● **WHAT TO PRODUCE**: Pull every line containing the word "type" from the records.

--- Start of DATA EXTRACT ---

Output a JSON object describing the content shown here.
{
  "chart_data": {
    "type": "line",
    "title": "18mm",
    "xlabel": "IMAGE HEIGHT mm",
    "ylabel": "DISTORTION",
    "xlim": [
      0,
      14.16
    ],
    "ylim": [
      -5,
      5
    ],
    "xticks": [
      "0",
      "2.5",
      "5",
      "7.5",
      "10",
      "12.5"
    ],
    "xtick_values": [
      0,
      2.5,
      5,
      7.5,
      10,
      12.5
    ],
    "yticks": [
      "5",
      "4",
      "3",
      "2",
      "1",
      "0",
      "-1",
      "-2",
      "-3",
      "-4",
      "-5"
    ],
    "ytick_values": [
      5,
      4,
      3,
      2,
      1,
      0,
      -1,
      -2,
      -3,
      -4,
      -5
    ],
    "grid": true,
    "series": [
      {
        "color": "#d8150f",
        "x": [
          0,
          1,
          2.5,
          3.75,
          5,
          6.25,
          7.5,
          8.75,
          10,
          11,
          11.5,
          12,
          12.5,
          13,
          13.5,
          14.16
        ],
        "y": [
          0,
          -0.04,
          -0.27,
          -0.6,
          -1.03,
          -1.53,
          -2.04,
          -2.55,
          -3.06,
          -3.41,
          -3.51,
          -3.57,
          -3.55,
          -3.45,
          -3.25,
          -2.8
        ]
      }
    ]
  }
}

--- End of DATA EXTRACT ---
--- Start of DATA EXTRACT ---

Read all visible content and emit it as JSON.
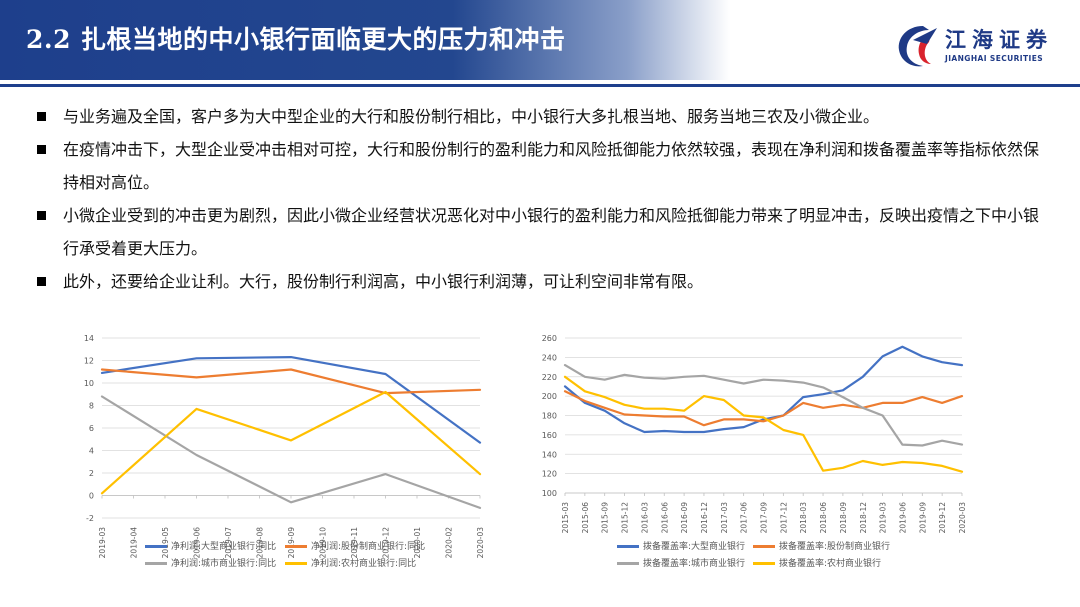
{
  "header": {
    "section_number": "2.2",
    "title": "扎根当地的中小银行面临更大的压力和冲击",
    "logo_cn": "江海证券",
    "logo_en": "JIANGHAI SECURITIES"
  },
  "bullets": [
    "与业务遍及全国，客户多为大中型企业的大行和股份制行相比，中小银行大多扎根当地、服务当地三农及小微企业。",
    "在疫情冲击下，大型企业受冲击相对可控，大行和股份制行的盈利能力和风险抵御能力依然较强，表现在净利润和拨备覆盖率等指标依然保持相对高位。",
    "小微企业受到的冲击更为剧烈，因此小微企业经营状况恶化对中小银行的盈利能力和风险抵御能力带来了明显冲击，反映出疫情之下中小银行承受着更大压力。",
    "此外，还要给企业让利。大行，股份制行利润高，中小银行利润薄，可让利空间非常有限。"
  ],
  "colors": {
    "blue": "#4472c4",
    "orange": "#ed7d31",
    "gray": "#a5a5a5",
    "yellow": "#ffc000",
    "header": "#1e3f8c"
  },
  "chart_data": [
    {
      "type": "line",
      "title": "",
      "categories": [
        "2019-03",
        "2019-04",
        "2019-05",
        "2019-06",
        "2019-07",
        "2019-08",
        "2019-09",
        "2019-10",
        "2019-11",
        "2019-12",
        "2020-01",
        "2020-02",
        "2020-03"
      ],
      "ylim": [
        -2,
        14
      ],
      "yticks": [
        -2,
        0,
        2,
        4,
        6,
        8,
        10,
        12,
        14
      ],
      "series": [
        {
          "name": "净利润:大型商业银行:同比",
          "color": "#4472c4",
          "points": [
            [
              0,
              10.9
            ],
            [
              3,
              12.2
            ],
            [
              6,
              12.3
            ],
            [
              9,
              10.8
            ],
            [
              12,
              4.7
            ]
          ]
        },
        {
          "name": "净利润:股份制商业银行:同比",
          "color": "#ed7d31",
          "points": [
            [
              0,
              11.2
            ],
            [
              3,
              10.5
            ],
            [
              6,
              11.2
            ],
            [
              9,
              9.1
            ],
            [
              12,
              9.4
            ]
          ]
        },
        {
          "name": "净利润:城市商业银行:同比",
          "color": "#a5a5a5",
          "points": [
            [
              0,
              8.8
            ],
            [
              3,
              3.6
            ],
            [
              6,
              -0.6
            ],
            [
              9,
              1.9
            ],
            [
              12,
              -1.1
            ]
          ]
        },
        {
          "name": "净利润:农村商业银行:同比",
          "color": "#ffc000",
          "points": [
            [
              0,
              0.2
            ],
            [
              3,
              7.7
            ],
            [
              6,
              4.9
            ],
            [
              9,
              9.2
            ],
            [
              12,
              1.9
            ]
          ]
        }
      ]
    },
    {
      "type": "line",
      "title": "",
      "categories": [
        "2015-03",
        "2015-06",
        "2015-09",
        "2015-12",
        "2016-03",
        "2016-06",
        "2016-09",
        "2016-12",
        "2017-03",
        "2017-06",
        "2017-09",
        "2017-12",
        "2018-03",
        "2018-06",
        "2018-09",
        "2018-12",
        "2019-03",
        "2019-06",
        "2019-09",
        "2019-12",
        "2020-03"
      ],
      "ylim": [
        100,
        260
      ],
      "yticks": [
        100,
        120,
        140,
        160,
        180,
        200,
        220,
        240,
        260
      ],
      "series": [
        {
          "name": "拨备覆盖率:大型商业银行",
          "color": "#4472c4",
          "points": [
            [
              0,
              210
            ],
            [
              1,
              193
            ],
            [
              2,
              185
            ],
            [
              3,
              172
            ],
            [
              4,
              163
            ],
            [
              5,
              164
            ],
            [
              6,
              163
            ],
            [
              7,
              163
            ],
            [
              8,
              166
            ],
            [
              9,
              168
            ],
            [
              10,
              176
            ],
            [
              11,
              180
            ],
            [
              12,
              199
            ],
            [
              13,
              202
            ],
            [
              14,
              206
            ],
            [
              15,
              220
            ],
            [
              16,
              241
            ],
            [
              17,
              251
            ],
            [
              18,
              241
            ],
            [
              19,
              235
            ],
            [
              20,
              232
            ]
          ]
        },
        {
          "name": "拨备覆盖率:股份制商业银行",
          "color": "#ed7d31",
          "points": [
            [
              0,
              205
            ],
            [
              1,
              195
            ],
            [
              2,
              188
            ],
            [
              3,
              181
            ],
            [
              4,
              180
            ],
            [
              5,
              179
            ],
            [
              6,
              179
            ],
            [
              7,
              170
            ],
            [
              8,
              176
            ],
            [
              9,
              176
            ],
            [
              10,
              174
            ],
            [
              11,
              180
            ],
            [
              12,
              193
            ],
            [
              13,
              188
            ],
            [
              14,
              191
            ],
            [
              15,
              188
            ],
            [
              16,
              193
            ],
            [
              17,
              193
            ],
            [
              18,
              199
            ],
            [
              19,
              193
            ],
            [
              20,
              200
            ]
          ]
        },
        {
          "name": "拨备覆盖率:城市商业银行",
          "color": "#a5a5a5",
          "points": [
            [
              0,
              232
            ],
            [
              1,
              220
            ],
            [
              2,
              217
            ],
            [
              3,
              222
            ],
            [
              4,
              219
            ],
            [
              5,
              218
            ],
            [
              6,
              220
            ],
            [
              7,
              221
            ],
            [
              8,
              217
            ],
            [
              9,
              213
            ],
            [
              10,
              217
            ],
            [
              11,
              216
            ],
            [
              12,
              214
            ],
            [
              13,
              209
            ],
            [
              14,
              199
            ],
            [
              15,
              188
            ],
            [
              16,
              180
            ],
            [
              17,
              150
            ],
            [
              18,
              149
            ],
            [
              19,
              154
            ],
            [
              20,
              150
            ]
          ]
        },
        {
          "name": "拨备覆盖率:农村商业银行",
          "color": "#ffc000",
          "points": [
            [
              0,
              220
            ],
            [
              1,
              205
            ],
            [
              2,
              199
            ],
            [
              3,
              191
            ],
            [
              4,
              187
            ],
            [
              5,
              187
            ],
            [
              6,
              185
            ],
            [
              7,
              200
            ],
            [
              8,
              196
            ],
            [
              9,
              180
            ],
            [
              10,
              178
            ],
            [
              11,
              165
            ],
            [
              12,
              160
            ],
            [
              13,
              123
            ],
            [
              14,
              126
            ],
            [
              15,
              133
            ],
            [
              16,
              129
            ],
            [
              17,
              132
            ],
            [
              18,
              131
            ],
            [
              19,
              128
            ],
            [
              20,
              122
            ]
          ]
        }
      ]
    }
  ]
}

--- End of DATA EXTRACT ---
--- Start of DATA EXTRACT ---

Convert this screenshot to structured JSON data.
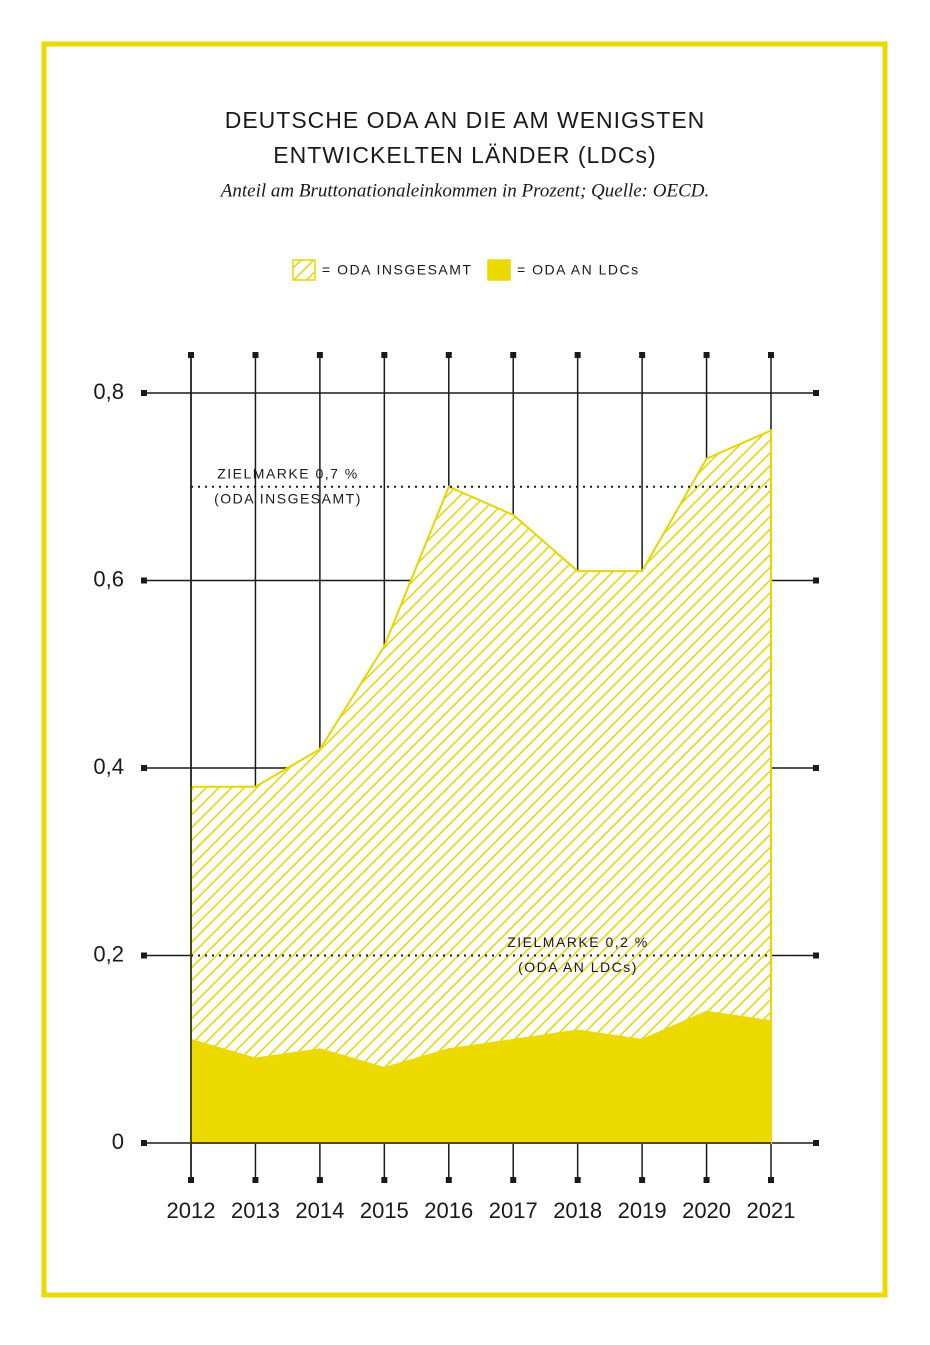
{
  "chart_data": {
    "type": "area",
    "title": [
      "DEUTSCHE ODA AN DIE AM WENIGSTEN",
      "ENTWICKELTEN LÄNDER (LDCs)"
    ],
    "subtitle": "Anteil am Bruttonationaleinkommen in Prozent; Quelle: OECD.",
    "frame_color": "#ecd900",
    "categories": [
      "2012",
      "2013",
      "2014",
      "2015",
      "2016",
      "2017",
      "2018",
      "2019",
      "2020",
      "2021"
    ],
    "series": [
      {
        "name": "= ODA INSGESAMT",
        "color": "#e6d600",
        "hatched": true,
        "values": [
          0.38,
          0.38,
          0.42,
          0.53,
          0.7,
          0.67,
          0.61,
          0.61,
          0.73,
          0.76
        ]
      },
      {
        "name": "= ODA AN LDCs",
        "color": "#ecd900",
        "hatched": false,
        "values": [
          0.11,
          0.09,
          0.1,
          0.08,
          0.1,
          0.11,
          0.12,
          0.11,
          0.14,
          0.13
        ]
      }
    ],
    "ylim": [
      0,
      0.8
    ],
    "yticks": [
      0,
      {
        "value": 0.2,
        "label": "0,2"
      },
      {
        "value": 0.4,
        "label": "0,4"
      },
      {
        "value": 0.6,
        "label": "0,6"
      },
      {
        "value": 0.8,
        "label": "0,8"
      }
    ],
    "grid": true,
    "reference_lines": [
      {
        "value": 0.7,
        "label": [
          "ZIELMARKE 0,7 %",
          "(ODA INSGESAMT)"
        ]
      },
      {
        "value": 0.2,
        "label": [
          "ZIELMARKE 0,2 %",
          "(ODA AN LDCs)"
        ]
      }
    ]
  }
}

--- End of DATA EXTRACT ---

● **FINISHED ANSWER**:
    "type": "line",
      "type": "line",
      "type": "line",
    "type": "area",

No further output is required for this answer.